Extract the records in full, leaving every picture out.

---------- Input ----------

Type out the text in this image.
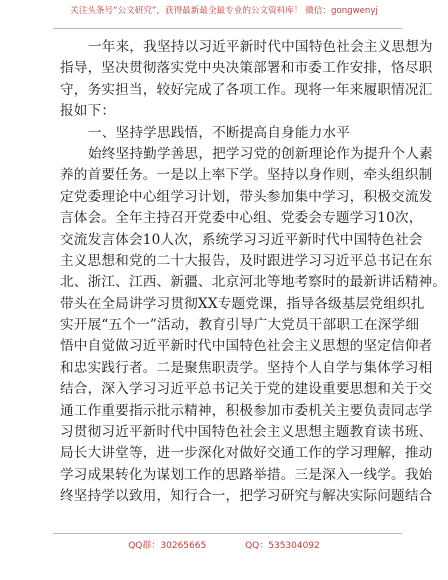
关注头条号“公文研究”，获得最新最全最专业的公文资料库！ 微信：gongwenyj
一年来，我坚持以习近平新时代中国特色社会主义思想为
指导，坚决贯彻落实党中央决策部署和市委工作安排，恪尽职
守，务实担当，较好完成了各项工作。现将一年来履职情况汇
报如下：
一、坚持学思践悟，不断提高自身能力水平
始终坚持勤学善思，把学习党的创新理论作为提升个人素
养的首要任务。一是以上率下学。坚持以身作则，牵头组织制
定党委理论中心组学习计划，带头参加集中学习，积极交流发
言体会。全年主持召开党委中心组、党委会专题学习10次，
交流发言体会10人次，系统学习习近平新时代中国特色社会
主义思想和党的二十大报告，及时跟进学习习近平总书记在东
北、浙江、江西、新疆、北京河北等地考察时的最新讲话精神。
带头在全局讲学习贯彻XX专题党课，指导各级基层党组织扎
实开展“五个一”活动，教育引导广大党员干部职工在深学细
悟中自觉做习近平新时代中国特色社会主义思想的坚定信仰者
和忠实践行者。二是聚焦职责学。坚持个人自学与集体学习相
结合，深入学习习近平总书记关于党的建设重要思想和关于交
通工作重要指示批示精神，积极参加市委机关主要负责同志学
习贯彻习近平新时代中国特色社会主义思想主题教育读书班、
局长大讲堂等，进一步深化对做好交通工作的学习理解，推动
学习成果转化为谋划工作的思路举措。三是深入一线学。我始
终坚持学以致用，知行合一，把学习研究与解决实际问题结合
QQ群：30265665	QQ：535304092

----------

- **Exercise answer**:
Type out the text in this image.
关注头条号“公文研究”，获得最新最全最专业的公文资料库！ 微信：gongwenyj
一年来，我坚持以习近平新时代中国特色社会主义思想为
指导，坚决贯彻落实党中央决策部署和市委工作安排，恪尽职
守，务实担当，较好完成了各项工作。现将一年来履职情况汇
报如下：
一、坚持学思践悟，不断提高自身能力水平
始终坚持勤学善思，把学习党的创新理论作为提升个人素
养的首要任务。一是以上率下学。坚持以身作则，牵头组织制
定党委理论中心组学习计划，带头参加集中学习，积极交流发
言体会。全年主持召开党委中心组、党委会专题学习10次，
交流发言体会10人次，系统学习习近平新时代中国特色社会
主义思想和党的二十大报告，及时跟进学习习近平总书记在东
北、浙江、江西、新疆、北京河北等地考察时的最新讲话精神。
带头在全局讲学习贯彻XX专题党课，指导各级基层党组织扎
实开展“五个一”活动，教育引导广大党员干部职工在深学细
悟中自觉做习近平新时代中国特色社会主义思想的坚定信仰者
和忠实践行者。二是聚焦职责学。坚持个人自学与集体学习相
结合，深入学习习近平总书记关于党的建设重要思想和关于交
通工作重要指示批示精神，积极参加市委机关主要负责同志学
习贯彻习近平新时代中国特色社会主义思想主题教育读书班、
局长大讲堂等，进一步深化对做好交通工作的学习理解，推动
学习成果转化为谋划工作的思路举措。三是深入一线学。我始
终坚持学以致用，知行合一，把学习研究与解决实际问题结合
QQ群：30265665	QQ：535304092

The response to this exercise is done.